Written request: Images appear in the records below; leave them out and repeat everything else exactly.

Data listing:
○ ○ ○ ○ ○ ○ ○
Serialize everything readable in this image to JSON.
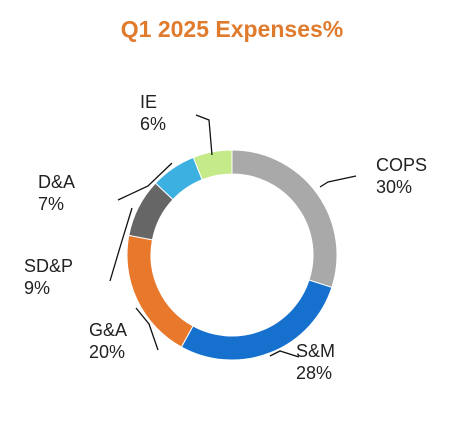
{
  "chart_data": {
    "type": "pie",
    "title": "Q1 2025 Expenses%",
    "title_color": "#E07B2E",
    "donut": true,
    "slices": [
      {
        "label": "COPS",
        "value": 30,
        "display": "30%",
        "color": "#A9A9A9"
      },
      {
        "label": "S&M",
        "value": 28,
        "display": "28%",
        "color": "#1670CE"
      },
      {
        "label": "G&A",
        "value": 20,
        "display": "20%",
        "color": "#E8782B"
      },
      {
        "label": "SD&P",
        "value": 9,
        "display": "9%",
        "color": "#666666"
      },
      {
        "label": "D&A",
        "value": 7,
        "display": "7%",
        "color": "#3DB0E2"
      },
      {
        "label": "IE",
        "value": 6,
        "display": "6%",
        "color": "#C4EA8A"
      }
    ]
  }
}
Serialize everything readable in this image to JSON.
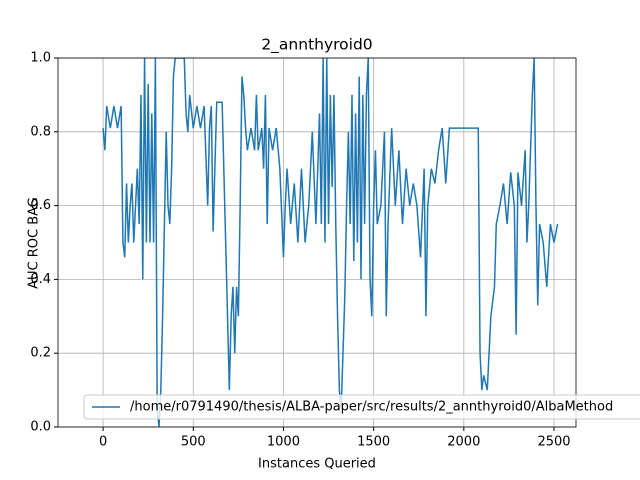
{
  "chart_data": {
    "type": "line",
    "title": "2_annthyroid0",
    "x_label": "Instances Queried",
    "y_label": "AUC ROC BAG",
    "x": [
      0,
      10,
      20,
      40,
      60,
      80,
      100,
      110,
      120,
      130,
      140,
      150,
      160,
      170,
      180,
      190,
      200,
      210,
      220,
      230,
      240,
      250,
      260,
      270,
      280,
      290,
      300,
      310,
      320,
      330,
      340,
      350,
      360,
      370,
      380,
      390,
      400,
      450,
      460,
      470,
      480,
      500,
      520,
      540,
      560,
      580,
      590,
      600,
      610,
      630,
      660,
      690,
      700,
      710,
      720,
      730,
      740,
      750,
      760,
      770,
      780,
      790,
      800,
      820,
      840,
      850,
      860,
      880,
      890,
      900,
      910,
      920,
      940,
      960,
      980,
      1000,
      1010,
      1020,
      1040,
      1060,
      1080,
      1100,
      1120,
      1140,
      1160,
      1180,
      1200,
      1210,
      1220,
      1230,
      1240,
      1250,
      1260,
      1270,
      1280,
      1290,
      1300,
      1310,
      1320,
      1330,
      1340,
      1350,
      1360,
      1370,
      1380,
      1390,
      1400,
      1410,
      1420,
      1430,
      1440,
      1450,
      1460,
      1470,
      1480,
      1490,
      1500,
      1510,
      1520,
      1540,
      1560,
      1570,
      1580,
      1600,
      1620,
      1640,
      1660,
      1680,
      1700,
      1720,
      1740,
      1760,
      1780,
      1790,
      1800,
      1820,
      1840,
      1860,
      1880,
      1900,
      1920,
      1940,
      1960,
      2000,
      2080,
      2090,
      2100,
      2110,
      2130,
      2150,
      2170,
      2180,
      2200,
      2220,
      2240,
      2260,
      2280,
      2290,
      2300,
      2320,
      2340,
      2350,
      2360,
      2380,
      2390,
      2400,
      2410,
      2420,
      2440,
      2460,
      2480,
      2500,
      2520
    ],
    "series": [
      {
        "name": "/home/r0791490/thesis/ALBA-paper/src/results/2_annthyroid0/AlbaMethod",
        "color": "#1f77b4",
        "values": [
          0.81,
          0.75,
          0.87,
          0.81,
          0.87,
          0.81,
          0.87,
          0.5,
          0.46,
          0.66,
          0.5,
          0.6,
          0.66,
          0.5,
          0.6,
          0.7,
          0.55,
          0.9,
          0.4,
          1.0,
          0.5,
          0.93,
          0.5,
          0.85,
          0.5,
          1.0,
          0.05,
          0.0,
          0.1,
          0.3,
          0.55,
          0.8,
          0.6,
          0.55,
          0.7,
          0.95,
          1.0,
          1.0,
          0.85,
          0.8,
          0.9,
          0.81,
          0.87,
          0.81,
          0.87,
          0.6,
          0.81,
          0.87,
          0.53,
          0.88,
          0.88,
          0.3,
          0.1,
          0.3,
          0.38,
          0.2,
          0.38,
          0.3,
          0.6,
          0.95,
          0.9,
          0.81,
          0.75,
          0.81,
          0.75,
          0.9,
          0.75,
          0.81,
          0.7,
          0.9,
          0.55,
          0.81,
          0.75,
          0.81,
          0.7,
          0.46,
          0.6,
          0.7,
          0.55,
          0.66,
          0.5,
          0.7,
          0.5,
          0.6,
          0.8,
          0.55,
          0.85,
          0.55,
          1.0,
          0.5,
          1.0,
          0.55,
          0.9,
          0.65,
          0.9,
          0.55,
          0.3,
          0.1,
          0.05,
          0.2,
          0.35,
          0.6,
          0.8,
          0.55,
          0.9,
          0.45,
          0.85,
          0.5,
          0.95,
          0.4,
          0.9,
          0.55,
          0.9,
          1.0,
          0.4,
          0.3,
          0.6,
          0.75,
          0.55,
          0.6,
          0.8,
          0.3,
          0.55,
          0.81,
          0.6,
          0.75,
          0.55,
          0.7,
          0.6,
          0.66,
          0.6,
          0.46,
          0.7,
          0.3,
          0.6,
          0.7,
          0.66,
          0.75,
          0.81,
          0.66,
          0.81,
          0.81,
          0.81,
          0.81,
          0.81,
          0.2,
          0.1,
          0.14,
          0.1,
          0.3,
          0.38,
          0.55,
          0.6,
          0.66,
          0.55,
          0.69,
          0.6,
          0.25,
          0.69,
          0.6,
          0.75,
          0.5,
          0.6,
          0.9,
          1.0,
          0.6,
          0.33,
          0.55,
          0.5,
          0.38,
          0.55,
          0.5,
          0.55
        ]
      }
    ],
    "xlim": [
      -250,
      2622
    ],
    "ylim": [
      0,
      1
    ],
    "xticks": [
      0,
      500,
      1000,
      1500,
      2000,
      2500
    ],
    "yticks": [
      {
        "value": 0,
        "label": "0.0"
      },
      {
        "value": 0.2,
        "label": "0.2"
      },
      {
        "value": 0.4,
        "label": "0.4"
      },
      {
        "value": 0.6,
        "label": "0.6"
      },
      {
        "value": 0.8,
        "label": "0.8"
      },
      {
        "value": 1,
        "label": "1.0"
      }
    ],
    "grid": true,
    "legend": "lower left"
  }
}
○ ○ ○ ○ ○ ○ ○
Result below:
Serialize everything readable in this image to JSON.
{
  "chart_data": {
    "type": "pie",
    "title": "Q1 2025 Expenses%",
    "title_color": "#E07B2E",
    "donut": true,
    "slices": [
      {
        "label": "COPS",
        "value": 30,
        "display": "30%",
        "color": "#A9A9A9"
      },
      {
        "label": "S&M",
        "value": 28,
        "display": "28%",
        "color": "#1670CE"
      },
      {
        "label": "G&A",
        "value": 20,
        "display": "20%",
        "color": "#E8782B"
      },
      {
        "label": "SD&P",
        "value": 9,
        "display": "9%",
        "color": "#666666"
      },
      {
        "label": "D&A",
        "value": 7,
        "display": "7%",
        "color": "#3DB0E2"
      },
      {
        "label": "IE",
        "value": 6,
        "display": "6%",
        "color": "#C4EA8A"
      }
    ]
  }
}
Serialize everything readable in this image to JSON.
{
  "chart_data": {
    "type": "line",
    "title": "2_annthyroid0",
    "x_label": "Instances Queried",
    "y_label": "AUC ROC BAG",
    "x": [
      0,
      10,
      20,
      40,
      60,
      80,
      100,
      110,
      120,
      130,
      140,
      150,
      160,
      170,
      180,
      190,
      200,
      210,
      220,
      230,
      240,
      250,
      260,
      270,
      280,
      290,
      300,
      310,
      320,
      330,
      340,
      350,
      360,
      370,
      380,
      390,
      400,
      450,
      460,
      470,
      480,
      500,
      520,
      540,
      560,
      580,
      590,
      600,
      610,
      630,
      660,
      690,
      700,
      710,
      720,
      730,
      740,
      750,
      760,
      770,
      780,
      790,
      800,
      820,
      840,
      850,
      860,
      880,
      890,
      900,
      910,
      920,
      940,
      960,
      980,
      1000,
      1010,
      1020,
      1040,
      1060,
      1080,
      1100,
      1120,
      1140,
      1160,
      1180,
      1200,
      1210,
      1220,
      1230,
      1240,
      1250,
      1260,
      1270,
      1280,
      1290,
      1300,
      1310,
      1320,
      1330,
      1340,
      1350,
      1360,
      1370,
      1380,
      1390,
      1400,
      1410,
      1420,
      1430,
      1440,
      1450,
      1460,
      1470,
      1480,
      1490,
      1500,
      1510,
      1520,
      1540,
      1560,
      1570,
      1580,
      1600,
      1620,
      1640,
      1660,
      1680,
      1700,
      1720,
      1740,
      1760,
      1780,
      1790,
      1800,
      1820,
      1840,
      1860,
      1880,
      1900,
      1920,
      1940,
      1960,
      2000,
      2080,
      2090,
      2100,
      2110,
      2130,
      2150,
      2170,
      2180,
      2200,
      2220,
      2240,
      2260,
      2280,
      2290,
      2300,
      2320,
      2340,
      2350,
      2360,
      2380,
      2390,
      2400,
      2410,
      2420,
      2440,
      2460,
      2480,
      2500,
      2520
    ],
    "series": [
      {
        "name": "/home/r0791490/thesis/ALBA-paper/src/results/2_annthyroid0/AlbaMethod",
        "color": "#1f77b4",
        "values": [
          0.81,
          0.75,
          0.87,
          0.81,
          0.87,
          0.81,
          0.87,
          0.5,
          0.46,
          0.66,
          0.5,
          0.6,
          0.66,
          0.5,
          0.6,
          0.7,
          0.55,
          0.9,
          0.4,
          1.0,
          0.5,
          0.93,
          0.5,
          0.85,
          0.5,
          1.0,
          0.05,
          0.0,
          0.1,
          0.3,
          0.55,
          0.8,
          0.6,
          0.55,
          0.7,
          0.95,
          1.0,
          1.0,
          0.85,
          0.8,
          0.9,
          0.81,
          0.87,
          0.81,
          0.87,
          0.6,
          0.81,
          0.87,
          0.53,
          0.88,
          0.88,
          0.3,
          0.1,
          0.3,
          0.38,
          0.2,
          0.38,
          0.3,
          0.6,
          0.95,
          0.9,
          0.81,
          0.75,
          0.81,
          0.75,
          0.9,
          0.75,
          0.81,
          0.7,
          0.9,
          0.55,
          0.81,
          0.75,
          0.81,
          0.7,
          0.46,
          0.6,
          0.7,
          0.55,
          0.66,
          0.5,
          0.7,
          0.5,
          0.6,
          0.8,
          0.55,
          0.85,
          0.55,
          1.0,
          0.5,
          1.0,
          0.55,
          0.9,
          0.65,
          0.9,
          0.55,
          0.3,
          0.1,
          0.05,
          0.2,
          0.35,
          0.6,
          0.8,
          0.55,
          0.9,
          0.45,
          0.85,
          0.5,
          0.95,
          0.4,
          0.9,
          0.55,
          0.9,
          1.0,
          0.4,
          0.3,
          0.6,
          0.75,
          0.55,
          0.6,
          0.8,
          0.3,
          0.55,
          0.81,
          0.6,
          0.75,
          0.55,
          0.7,
          0.6,
          0.66,
          0.6,
          0.46,
          0.7,
          0.3,
          0.6,
          0.7,
          0.66,
          0.75,
          0.81,
          0.66,
          0.81,
          0.81,
          0.81,
          0.81,
          0.81,
          0.2,
          0.1,
          0.14,
          0.1,
          0.3,
          0.38,
          0.55,
          0.6,
          0.66,
          0.55,
          0.69,
          0.6,
          0.25,
          0.69,
          0.6,
          0.75,
          0.5,
          0.6,
          0.9,
          1.0,
          0.6,
          0.33,
          0.55,
          0.5,
          0.38,
          0.55,
          0.5,
          0.55
        ]
      }
    ],
    "xlim": [
      -250,
      2622
    ],
    "ylim": [
      0,
      1
    ],
    "xticks": [
      0,
      500,
      1000,
      1500,
      2000,
      2500
    ],
    "yticks": [
      {
        "value": 0,
        "label": "0.0"
      },
      {
        "value": 0.2,
        "label": "0.2"
      },
      {
        "value": 0.4,
        "label": "0.4"
      },
      {
        "value": 0.6,
        "label": "0.6"
      },
      {
        "value": 0.8,
        "label": "0.8"
      },
      {
        "value": 1,
        "label": "1.0"
      }
    ],
    "grid": true,
    "legend": "lower left"
  }
}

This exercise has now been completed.